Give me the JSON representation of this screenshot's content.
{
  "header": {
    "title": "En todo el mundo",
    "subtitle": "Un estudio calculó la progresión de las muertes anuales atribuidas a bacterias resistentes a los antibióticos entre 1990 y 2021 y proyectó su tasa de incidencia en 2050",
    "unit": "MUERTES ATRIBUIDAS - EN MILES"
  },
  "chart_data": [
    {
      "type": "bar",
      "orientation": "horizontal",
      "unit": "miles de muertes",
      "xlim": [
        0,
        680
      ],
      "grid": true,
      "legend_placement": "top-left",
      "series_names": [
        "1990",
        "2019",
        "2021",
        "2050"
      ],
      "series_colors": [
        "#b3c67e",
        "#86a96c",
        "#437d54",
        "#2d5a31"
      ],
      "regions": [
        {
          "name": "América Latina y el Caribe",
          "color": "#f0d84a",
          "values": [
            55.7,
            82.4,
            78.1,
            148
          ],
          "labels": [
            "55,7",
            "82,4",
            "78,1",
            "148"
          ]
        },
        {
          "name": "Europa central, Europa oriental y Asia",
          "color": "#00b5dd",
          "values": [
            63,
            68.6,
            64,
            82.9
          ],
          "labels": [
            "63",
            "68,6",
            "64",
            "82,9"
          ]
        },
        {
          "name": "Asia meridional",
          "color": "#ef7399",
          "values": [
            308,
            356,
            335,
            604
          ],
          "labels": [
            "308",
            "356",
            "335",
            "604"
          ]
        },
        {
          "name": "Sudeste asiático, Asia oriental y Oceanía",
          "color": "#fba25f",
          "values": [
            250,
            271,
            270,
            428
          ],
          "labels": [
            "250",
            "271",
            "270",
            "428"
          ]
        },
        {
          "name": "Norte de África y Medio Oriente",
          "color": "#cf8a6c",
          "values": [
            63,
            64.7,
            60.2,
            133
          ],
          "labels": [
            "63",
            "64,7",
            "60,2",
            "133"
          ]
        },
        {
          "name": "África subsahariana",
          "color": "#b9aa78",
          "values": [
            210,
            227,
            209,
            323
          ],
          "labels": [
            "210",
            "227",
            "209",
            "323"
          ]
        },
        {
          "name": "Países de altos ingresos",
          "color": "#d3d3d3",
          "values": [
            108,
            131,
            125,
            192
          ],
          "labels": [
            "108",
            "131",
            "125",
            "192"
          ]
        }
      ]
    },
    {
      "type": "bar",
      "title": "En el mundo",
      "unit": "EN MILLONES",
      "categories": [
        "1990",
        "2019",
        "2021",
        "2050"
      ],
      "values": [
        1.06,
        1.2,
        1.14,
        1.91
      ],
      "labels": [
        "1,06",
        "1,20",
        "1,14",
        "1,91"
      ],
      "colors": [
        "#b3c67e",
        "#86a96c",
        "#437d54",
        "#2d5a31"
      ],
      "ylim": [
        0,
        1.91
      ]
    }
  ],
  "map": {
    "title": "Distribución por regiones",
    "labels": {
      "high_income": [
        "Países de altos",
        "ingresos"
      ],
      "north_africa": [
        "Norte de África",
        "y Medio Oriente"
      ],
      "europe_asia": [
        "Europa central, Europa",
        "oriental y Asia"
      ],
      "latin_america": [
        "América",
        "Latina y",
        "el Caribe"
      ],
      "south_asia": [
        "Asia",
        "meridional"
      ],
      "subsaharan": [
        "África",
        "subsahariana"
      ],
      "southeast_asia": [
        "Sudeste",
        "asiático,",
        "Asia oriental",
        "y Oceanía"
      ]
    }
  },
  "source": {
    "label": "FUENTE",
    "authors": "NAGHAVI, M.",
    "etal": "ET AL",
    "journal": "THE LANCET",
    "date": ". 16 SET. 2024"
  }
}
————————
In the lines above, every record is to be repeated exactly.

**Answer section:**
Give me the JSON representation of this screenshot's content.
{
  "header": {
    "title": "En todo el mundo",
    "subtitle": "Un estudio calculó la progresión de las muertes anuales atribuidas a bacterias resistentes a los antibióticos entre 1990 y 2021 y proyectó su tasa de incidencia en 2050",
    "unit": "MUERTES ATRIBUIDAS - EN MILES"
  },
  "chart_data": [
    {
      "type": "bar",
      "orientation": "horizontal",
      "unit": "miles de muertes",
      "xlim": [
        0,
        680
      ],
      "grid": true,
      "legend_placement": "top-left",
      "series_names": [
        "1990",
        "2019",
        "2021",
        "2050"
      ],
      "series_colors": [
        "#b3c67e",
        "#86a96c",
        "#437d54",
        "#2d5a31"
      ],
      "regions": [
        {
          "name": "América Latina y el Caribe",
          "color": "#f0d84a",
          "values": [
            55.7,
            82.4,
            78.1,
            148
          ],
          "labels": [
            "55,7",
            "82,4",
            "78,1",
            "148"
          ]
        },
        {
          "name": "Europa central, Europa oriental y Asia",
          "color": "#00b5dd",
          "values": [
            63,
            68.6,
            64,
            82.9
          ],
          "labels": [
            "63",
            "68,6",
            "64",
            "82,9"
          ]
        },
        {
          "name": "Asia meridional",
          "color": "#ef7399",
          "values": [
            308,
            356,
            335,
            604
          ],
          "labels": [
            "308",
            "356",
            "335",
            "604"
          ]
        },
        {
          "name": "Sudeste asiático, Asia oriental y Oceanía",
          "color": "#fba25f",
          "values": [
            250,
            271,
            270,
            428
          ],
          "labels": [
            "250",
            "271",
            "270",
            "428"
          ]
        },
        {
          "name": "Norte de África y Medio Oriente",
          "color": "#cf8a6c",
          "values": [
            63,
            64.7,
            60.2,
            133
          ],
          "labels": [
            "63",
            "64,7",
            "60,2",
            "133"
          ]
        },
        {
          "name": "África subsahariana",
          "color": "#b9aa78",
          "values": [
            210,
            227,
            209,
            323
          ],
          "labels": [
            "210",
            "227",
            "209",
            "323"
          ]
        },
        {
          "name": "Países de altos ingresos",
          "color": "#d3d3d3",
          "values": [
            108,
            131,
            125,
            192
          ],
          "labels": [
            "108",
            "131",
            "125",
            "192"
          ]
        }
      ]
    },
    {
      "type": "bar",
      "title": "En el mundo",
      "unit": "EN MILLONES",
      "categories": [
        "1990",
        "2019",
        "2021",
        "2050"
      ],
      "values": [
        1.06,
        1.2,
        1.14,
        1.91
      ],
      "labels": [
        "1,06",
        "1,20",
        "1,14",
        "1,91"
      ],
      "colors": [
        "#b3c67e",
        "#86a96c",
        "#437d54",
        "#2d5a31"
      ],
      "ylim": [
        0,
        1.91
      ]
    }
  ],
  "map": {
    "title": "Distribución por regiones",
    "labels": {
      "high_income": [
        "Países de altos",
        "ingresos"
      ],
      "north_africa": [
        "Norte de África",
        "y Medio Oriente"
      ],
      "europe_asia": [
        "Europa central, Europa",
        "oriental y Asia"
      ],
      "latin_america": [
        "América",
        "Latina y",
        "el Caribe"
      ],
      "south_asia": [
        "Asia",
        "meridional"
      ],
      "subsaharan": [
        "África",
        "subsahariana"
      ],
      "southeast_asia": [
        "Sudeste",
        "asiático,",
        "Asia oriental",
        "y Oceanía"
      ]
    }
  },
  "source": {
    "label": "FUENTE",
    "authors": "NAGHAVI, M.",
    "etal": "ET AL",
    "journal": "THE LANCET",
    "date": ". 16 SET. 2024"
  }
}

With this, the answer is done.